Stated exercise:
Find every line in the records below that holds the word "Tanganasoga", and copy it out.
'''
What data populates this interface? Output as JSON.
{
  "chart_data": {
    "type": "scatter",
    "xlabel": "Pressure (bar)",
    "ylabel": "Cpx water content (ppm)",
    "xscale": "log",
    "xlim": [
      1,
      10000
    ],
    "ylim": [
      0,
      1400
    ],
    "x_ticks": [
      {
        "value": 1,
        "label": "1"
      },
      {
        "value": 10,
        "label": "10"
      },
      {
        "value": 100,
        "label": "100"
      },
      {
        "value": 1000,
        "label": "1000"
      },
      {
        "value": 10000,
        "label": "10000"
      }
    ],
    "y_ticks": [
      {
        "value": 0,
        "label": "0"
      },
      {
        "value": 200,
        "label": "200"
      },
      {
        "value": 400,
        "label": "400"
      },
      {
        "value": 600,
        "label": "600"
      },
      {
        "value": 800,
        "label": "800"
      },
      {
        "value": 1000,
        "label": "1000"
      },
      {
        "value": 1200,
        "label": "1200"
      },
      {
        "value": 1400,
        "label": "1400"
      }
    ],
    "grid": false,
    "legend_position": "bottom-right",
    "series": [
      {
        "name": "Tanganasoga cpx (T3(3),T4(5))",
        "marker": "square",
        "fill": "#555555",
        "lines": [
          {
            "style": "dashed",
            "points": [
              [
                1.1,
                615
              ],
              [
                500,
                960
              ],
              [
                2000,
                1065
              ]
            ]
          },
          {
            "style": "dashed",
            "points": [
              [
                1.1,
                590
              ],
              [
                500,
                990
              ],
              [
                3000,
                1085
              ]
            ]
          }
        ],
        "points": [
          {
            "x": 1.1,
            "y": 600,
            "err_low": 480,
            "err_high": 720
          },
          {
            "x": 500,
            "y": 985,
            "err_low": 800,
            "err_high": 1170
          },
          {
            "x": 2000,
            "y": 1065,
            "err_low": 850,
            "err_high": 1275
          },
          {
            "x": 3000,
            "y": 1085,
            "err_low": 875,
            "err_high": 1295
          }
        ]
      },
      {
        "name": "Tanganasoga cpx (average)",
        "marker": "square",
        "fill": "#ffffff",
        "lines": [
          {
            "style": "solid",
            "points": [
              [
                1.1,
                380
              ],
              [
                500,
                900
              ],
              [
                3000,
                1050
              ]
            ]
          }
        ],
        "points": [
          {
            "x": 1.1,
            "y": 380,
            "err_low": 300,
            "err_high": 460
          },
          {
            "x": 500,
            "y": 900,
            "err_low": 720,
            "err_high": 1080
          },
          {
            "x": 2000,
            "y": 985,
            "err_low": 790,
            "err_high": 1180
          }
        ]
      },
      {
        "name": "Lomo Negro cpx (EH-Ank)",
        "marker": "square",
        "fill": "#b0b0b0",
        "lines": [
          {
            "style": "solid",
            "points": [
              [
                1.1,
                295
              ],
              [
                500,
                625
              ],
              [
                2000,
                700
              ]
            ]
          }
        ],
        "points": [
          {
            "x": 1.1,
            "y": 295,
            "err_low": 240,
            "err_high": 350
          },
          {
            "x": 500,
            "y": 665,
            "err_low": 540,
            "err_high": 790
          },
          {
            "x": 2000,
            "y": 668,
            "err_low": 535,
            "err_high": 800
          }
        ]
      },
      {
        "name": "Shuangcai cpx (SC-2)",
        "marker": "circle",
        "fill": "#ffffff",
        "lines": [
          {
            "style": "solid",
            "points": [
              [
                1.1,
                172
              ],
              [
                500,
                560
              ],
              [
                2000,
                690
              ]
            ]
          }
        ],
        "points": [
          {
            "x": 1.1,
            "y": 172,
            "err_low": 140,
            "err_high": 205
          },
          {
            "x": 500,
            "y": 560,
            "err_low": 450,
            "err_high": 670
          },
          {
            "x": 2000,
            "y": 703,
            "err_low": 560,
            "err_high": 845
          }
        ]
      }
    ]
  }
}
'''
Task result:
        "name": "Tanganasoga cpx (T3(3),T4(5))",
        "name": "Tanganasoga cpx (average)",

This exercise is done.